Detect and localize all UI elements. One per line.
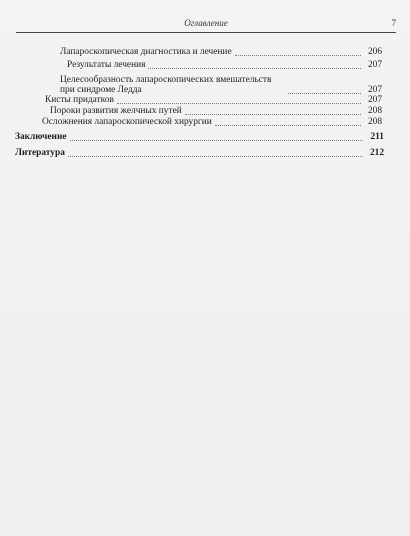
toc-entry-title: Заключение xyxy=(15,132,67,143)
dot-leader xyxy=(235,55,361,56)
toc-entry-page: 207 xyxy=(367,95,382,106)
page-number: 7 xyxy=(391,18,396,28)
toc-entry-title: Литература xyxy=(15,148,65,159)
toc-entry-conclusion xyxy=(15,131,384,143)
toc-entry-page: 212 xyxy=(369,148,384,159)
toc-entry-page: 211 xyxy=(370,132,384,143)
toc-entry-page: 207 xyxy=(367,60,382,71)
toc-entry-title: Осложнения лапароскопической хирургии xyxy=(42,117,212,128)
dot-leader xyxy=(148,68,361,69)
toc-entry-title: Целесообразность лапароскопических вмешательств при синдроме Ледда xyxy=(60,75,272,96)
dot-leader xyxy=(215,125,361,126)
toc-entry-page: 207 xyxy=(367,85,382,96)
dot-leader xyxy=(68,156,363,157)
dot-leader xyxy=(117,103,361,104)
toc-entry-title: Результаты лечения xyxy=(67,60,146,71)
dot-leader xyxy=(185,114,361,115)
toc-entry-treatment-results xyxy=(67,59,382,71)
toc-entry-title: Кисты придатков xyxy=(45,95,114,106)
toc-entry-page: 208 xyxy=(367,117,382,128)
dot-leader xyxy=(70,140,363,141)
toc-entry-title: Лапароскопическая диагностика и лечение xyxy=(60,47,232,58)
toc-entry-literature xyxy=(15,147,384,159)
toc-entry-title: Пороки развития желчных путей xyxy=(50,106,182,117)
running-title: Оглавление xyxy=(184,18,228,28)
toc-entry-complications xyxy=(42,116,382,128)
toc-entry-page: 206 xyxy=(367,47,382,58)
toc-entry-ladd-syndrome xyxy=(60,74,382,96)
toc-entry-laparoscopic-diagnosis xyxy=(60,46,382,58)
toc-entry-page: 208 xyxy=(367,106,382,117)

---------------

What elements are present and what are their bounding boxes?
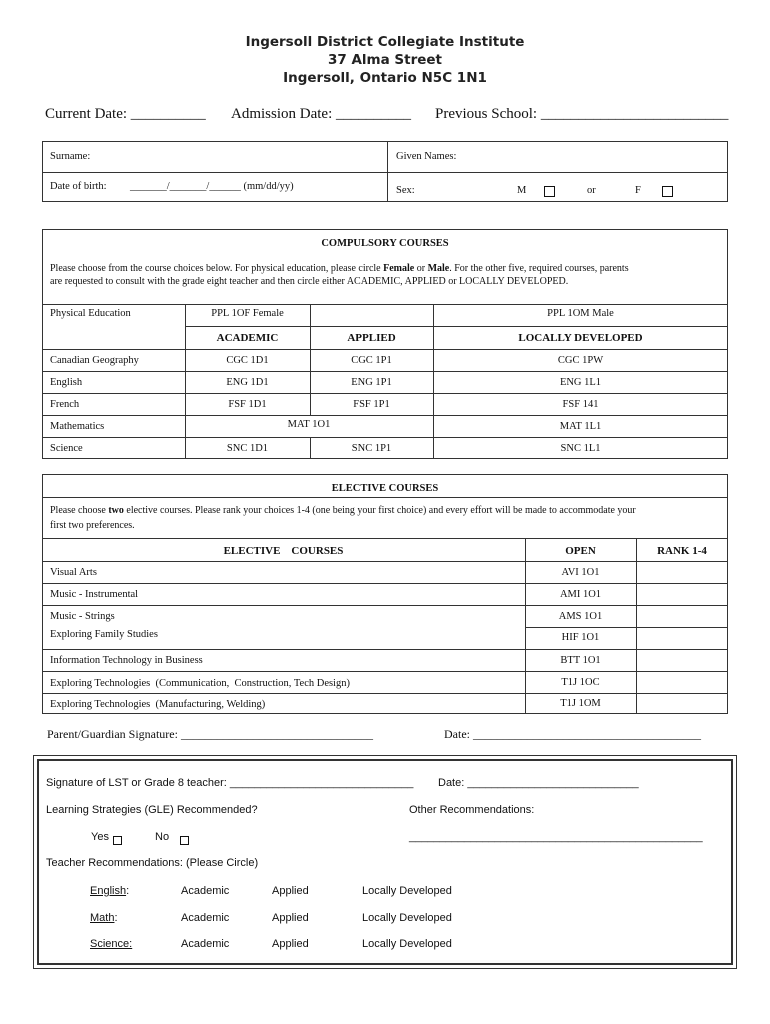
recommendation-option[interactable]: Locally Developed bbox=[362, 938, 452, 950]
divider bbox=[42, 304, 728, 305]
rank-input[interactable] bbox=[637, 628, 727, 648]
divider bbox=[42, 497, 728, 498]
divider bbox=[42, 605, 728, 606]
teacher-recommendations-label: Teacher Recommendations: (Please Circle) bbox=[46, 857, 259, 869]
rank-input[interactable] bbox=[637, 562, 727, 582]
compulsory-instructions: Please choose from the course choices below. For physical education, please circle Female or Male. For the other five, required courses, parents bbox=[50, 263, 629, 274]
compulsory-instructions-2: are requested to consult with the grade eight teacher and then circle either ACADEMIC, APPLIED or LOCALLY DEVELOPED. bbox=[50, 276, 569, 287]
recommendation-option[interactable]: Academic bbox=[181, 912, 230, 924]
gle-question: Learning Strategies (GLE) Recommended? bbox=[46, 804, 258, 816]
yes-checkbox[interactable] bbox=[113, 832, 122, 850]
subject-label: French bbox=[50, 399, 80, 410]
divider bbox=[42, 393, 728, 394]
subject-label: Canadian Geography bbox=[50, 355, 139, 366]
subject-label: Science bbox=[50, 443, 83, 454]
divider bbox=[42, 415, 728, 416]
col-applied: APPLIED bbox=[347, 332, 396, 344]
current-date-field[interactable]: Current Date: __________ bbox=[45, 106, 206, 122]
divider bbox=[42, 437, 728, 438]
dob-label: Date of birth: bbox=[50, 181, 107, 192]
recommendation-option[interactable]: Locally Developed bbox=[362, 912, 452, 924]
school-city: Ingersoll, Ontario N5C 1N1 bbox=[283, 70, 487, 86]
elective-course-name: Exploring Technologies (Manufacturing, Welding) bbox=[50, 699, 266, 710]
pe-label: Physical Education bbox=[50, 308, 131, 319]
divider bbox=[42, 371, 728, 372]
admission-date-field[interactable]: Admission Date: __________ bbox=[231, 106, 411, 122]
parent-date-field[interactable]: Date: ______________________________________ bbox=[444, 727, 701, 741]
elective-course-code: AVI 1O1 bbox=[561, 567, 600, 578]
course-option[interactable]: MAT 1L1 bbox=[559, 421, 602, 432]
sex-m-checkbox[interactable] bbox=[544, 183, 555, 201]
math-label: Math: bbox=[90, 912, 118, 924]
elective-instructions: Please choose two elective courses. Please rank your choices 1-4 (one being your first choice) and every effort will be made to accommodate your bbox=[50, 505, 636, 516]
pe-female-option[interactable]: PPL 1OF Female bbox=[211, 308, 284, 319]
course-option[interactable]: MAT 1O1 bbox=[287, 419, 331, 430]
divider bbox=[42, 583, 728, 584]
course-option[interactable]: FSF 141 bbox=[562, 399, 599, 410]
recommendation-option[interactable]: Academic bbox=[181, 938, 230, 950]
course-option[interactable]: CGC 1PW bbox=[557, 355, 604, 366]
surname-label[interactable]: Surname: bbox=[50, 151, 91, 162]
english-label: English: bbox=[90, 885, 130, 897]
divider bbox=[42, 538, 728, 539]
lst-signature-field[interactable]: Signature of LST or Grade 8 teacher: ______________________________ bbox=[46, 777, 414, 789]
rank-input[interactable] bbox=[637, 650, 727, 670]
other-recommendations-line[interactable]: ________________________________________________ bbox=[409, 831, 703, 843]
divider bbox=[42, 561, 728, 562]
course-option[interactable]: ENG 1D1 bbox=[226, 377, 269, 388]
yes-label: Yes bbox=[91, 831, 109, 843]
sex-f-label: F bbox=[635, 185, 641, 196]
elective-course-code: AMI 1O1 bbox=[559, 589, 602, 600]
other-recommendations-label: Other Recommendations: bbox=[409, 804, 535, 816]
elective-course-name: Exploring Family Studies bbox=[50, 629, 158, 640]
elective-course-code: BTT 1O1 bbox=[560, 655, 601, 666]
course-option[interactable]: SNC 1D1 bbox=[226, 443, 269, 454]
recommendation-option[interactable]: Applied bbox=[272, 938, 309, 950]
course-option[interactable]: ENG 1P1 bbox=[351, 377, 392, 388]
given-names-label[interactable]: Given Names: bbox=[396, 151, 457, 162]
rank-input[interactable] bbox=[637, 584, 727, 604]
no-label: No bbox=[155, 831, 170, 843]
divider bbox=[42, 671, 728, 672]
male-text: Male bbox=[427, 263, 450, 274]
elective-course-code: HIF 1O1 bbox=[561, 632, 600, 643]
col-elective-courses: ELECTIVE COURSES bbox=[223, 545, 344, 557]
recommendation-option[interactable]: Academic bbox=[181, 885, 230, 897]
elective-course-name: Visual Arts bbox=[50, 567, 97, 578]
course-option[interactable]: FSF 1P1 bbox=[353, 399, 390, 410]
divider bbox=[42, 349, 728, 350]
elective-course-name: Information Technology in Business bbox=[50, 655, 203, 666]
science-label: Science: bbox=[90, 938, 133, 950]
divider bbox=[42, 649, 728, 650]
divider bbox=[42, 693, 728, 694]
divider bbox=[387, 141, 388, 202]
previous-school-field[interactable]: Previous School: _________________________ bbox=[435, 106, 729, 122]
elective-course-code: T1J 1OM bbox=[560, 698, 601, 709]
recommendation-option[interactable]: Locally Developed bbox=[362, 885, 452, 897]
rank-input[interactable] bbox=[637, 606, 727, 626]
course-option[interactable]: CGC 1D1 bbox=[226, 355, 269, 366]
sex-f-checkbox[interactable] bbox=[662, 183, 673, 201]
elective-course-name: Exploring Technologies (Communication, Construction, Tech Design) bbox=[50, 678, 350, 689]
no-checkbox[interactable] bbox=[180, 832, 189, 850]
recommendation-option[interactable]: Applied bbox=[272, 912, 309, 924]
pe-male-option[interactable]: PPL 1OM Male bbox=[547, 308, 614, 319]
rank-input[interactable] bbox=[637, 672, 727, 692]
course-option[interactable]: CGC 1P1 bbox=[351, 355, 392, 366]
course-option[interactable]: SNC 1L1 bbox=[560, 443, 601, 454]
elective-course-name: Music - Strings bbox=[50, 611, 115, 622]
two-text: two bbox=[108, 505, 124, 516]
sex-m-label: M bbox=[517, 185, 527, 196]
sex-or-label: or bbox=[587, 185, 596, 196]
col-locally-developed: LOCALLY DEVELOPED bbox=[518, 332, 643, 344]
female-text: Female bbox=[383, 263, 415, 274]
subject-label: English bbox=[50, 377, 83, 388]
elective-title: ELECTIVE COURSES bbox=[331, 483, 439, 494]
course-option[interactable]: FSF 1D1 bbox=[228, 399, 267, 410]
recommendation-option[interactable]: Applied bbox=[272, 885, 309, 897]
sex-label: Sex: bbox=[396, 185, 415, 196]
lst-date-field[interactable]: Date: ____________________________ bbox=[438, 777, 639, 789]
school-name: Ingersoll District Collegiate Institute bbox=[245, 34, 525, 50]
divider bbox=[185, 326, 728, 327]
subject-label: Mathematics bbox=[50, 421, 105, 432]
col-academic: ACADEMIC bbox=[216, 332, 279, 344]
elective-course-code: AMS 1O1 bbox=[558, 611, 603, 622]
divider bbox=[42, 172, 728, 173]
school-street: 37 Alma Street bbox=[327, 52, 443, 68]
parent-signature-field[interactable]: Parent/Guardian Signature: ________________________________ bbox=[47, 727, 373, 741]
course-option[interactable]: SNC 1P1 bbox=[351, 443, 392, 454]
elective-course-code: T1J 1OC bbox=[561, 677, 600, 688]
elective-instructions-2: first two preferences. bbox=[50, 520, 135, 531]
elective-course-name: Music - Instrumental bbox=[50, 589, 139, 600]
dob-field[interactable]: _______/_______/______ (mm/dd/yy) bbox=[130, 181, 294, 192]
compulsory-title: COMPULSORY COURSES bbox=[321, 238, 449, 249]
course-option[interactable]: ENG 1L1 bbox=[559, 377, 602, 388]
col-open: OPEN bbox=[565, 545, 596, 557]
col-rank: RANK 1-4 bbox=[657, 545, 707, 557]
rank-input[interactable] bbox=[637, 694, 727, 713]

---------------

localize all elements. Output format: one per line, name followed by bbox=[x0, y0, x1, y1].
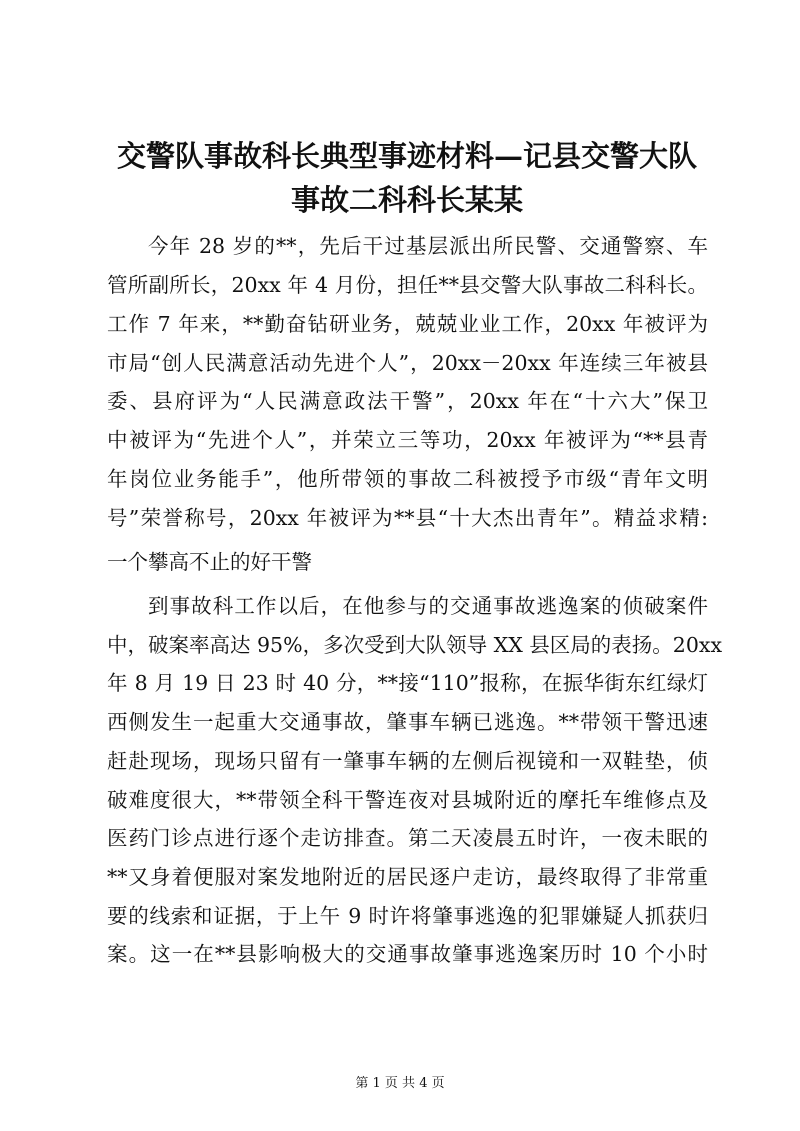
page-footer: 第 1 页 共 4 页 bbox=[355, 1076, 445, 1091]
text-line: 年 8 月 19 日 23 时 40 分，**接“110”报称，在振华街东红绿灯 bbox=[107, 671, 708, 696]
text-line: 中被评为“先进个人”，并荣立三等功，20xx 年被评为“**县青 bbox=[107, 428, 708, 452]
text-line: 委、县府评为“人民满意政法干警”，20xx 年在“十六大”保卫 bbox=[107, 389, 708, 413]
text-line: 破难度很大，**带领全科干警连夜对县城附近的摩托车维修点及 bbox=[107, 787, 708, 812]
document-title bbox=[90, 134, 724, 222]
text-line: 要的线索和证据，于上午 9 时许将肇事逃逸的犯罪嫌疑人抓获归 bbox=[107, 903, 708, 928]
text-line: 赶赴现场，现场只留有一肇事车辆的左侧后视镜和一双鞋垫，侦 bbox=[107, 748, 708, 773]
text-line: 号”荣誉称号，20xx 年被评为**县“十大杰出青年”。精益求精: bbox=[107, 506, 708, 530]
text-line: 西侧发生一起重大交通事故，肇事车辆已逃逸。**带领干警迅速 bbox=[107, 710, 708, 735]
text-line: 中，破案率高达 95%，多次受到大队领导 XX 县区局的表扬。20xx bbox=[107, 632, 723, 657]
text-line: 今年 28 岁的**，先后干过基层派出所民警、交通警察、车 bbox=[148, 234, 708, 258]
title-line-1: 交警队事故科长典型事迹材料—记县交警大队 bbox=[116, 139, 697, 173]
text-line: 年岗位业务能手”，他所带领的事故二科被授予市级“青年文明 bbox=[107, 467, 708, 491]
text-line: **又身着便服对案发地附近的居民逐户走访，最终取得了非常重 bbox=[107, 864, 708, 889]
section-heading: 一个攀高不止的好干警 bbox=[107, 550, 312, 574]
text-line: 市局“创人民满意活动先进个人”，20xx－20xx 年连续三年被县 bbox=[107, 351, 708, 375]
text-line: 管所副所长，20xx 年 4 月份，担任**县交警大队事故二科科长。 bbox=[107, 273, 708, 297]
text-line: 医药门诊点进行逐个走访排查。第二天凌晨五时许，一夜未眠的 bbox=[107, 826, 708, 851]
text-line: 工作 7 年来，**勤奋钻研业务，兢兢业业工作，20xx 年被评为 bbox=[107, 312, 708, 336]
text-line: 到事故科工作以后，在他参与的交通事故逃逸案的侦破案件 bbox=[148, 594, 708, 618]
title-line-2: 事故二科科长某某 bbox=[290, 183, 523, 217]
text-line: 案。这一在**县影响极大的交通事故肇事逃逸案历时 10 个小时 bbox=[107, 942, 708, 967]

---------------

- Directions for this task -
Starting with the line that contains "toc-entry-title: Заключение xyxy=(15,132,67,143)" and going on through the line that contains "dot-leader xyxy=(148,68,361,69)", rename every "dot-leader" to "leader-dots" and leave all else unchanged. Give back only those lines.

- The reply -
toc-entry-title: Заключение xyxy=(15,132,67,143)
leader-dots xyxy=(235,55,361,56)
toc-entry-page: 207 xyxy=(367,95,382,106)
page-number: 7 xyxy=(391,18,396,28)
toc-entry-title: Литература xyxy=(15,148,65,159)
toc-entry-conclusion xyxy=(15,131,384,143)
toc-entry-page: 212 xyxy=(369,148,384,159)
toc-entry-page: 211 xyxy=(370,132,384,143)
toc-entry-page: 207 xyxy=(367,60,382,71)
toc-entry-title: Осложнения лапароскопической хирургии xyxy=(42,117,212,128)
leader-dots xyxy=(148,68,361,69)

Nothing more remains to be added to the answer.